■ WHAT YOU ARE ASKED TO DO
Within the records that follow, find every line containing the string "εκτεθειμένες". Copy those lines.

■ MATERIAL SHOWN

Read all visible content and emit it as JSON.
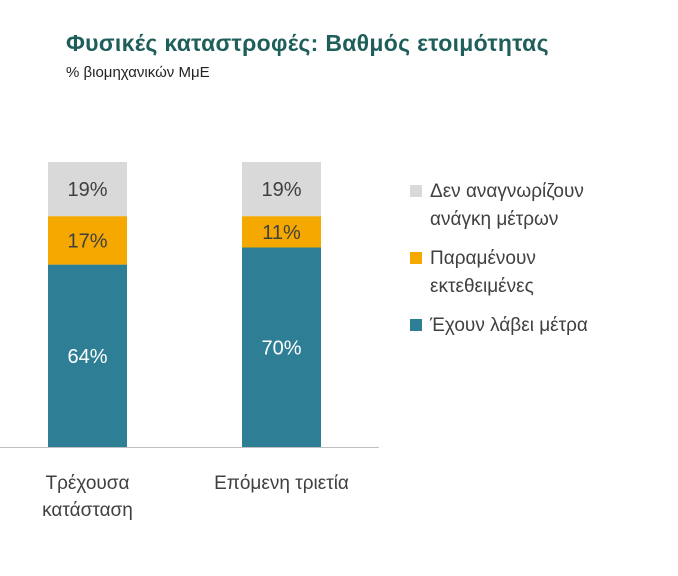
{
  "header": {
    "title": "Φυσικές καταστροφές: Βαθμός ετοιμότητας",
    "subtitle": "% βιομηχανικών ΜμΕ"
  },
  "chart_data": {
    "type": "bar",
    "stacked": true,
    "title": "Φυσικές καταστροφές: Βαθμός ετοιμότητας",
    "subtitle": "% βιομηχανικών ΜμΕ",
    "categories": [
      [
        "Τρέχουσα",
        "κατάσταση"
      ],
      [
        "Επόμενη τριετία"
      ]
    ],
    "series": [
      {
        "name": "Έχουν λάβει μέτρα",
        "values": [
          64,
          70
        ],
        "labels": [
          "64%",
          "70%"
        ],
        "color": "#2e7f96"
      },
      {
        "name": "Παραμένουν εκτεθειμένες",
        "values": [
          17,
          11
        ],
        "labels": [
          "17%",
          "11%"
        ],
        "color": "#f5a800"
      },
      {
        "name": "Δεν αναγνωρίζουν ανάγκη μέτρων",
        "values": [
          19,
          19
        ],
        "labels": [
          "19%",
          "19%"
        ],
        "color": "#d9d9d9"
      }
    ],
    "ylim": [
      0,
      100
    ],
    "grid": false,
    "legend_position": "right"
  },
  "legend": {
    "items": [
      {
        "lines": [
          "Δεν αναγνωρίζουν",
          "ανάγκη μέτρων"
        ],
        "color": "#d9d9d9"
      },
      {
        "lines": [
          "Παραμένουν",
          "εκτεθειμένες"
        ],
        "color": "#f5a800"
      },
      {
        "lines": [
          "Έχουν λάβει μέτρα"
        ],
        "color": "#2e7f96"
      }
    ]
  }
}
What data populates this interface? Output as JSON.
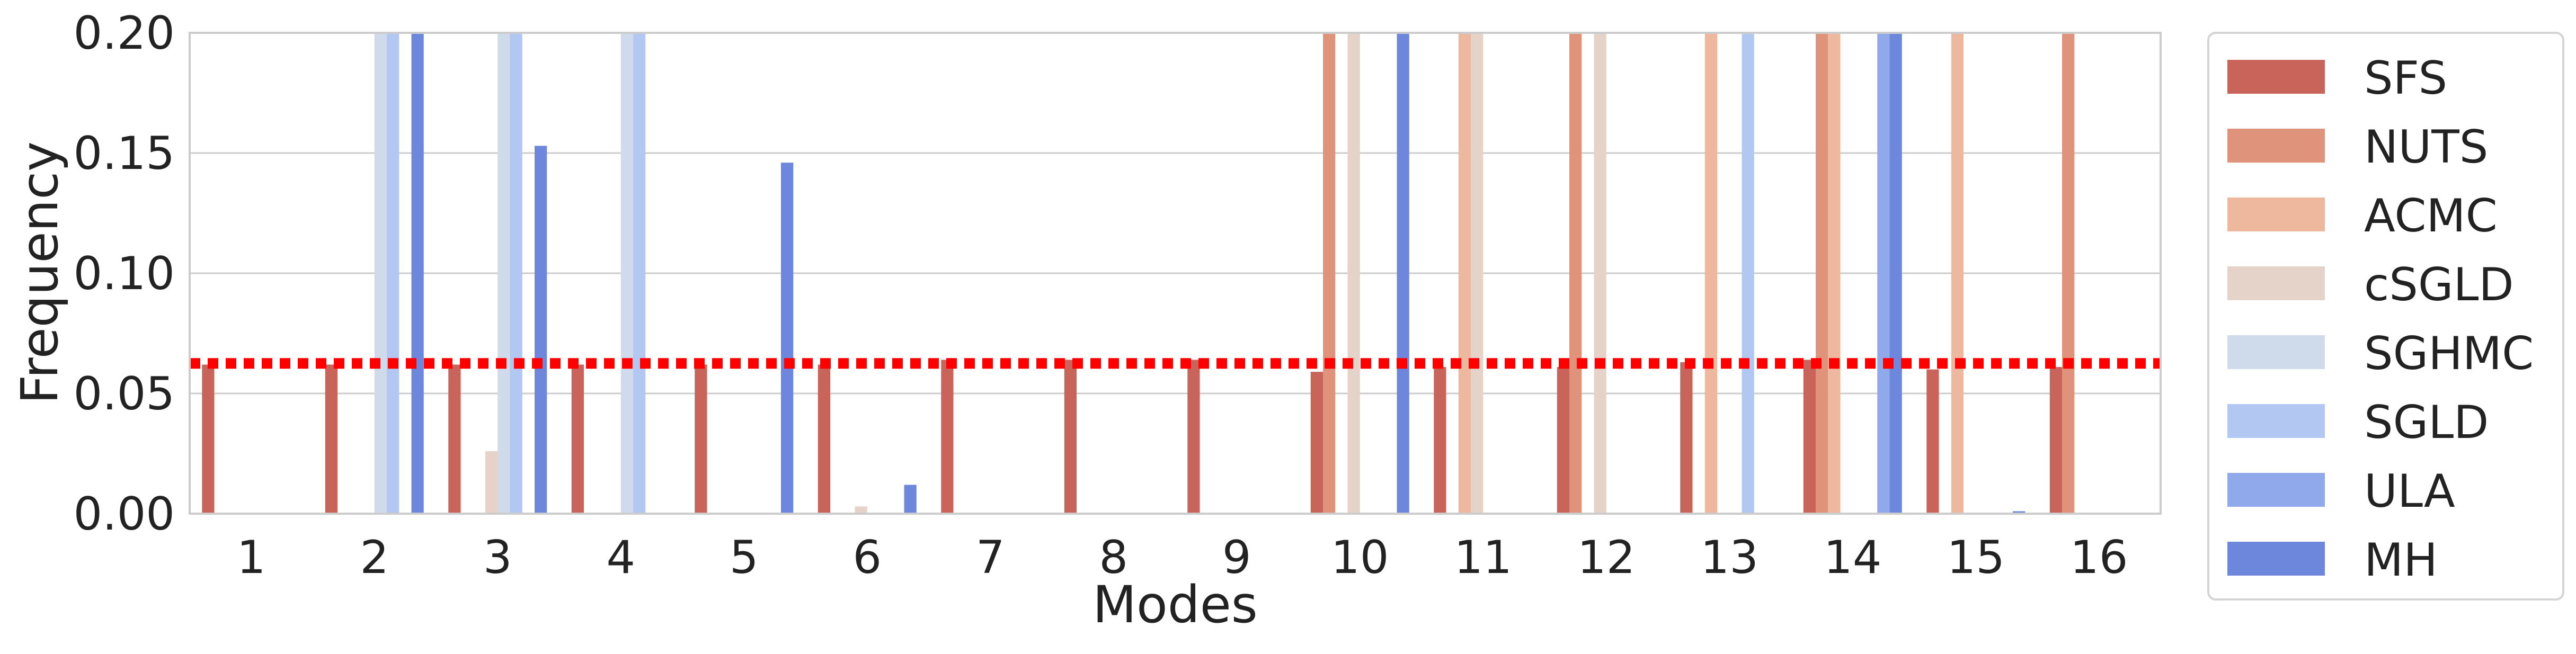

■ EXPECTED ANSWER
        "name": "Παραμένουν εκτεθειμένες",
          "εκτεθειμένες"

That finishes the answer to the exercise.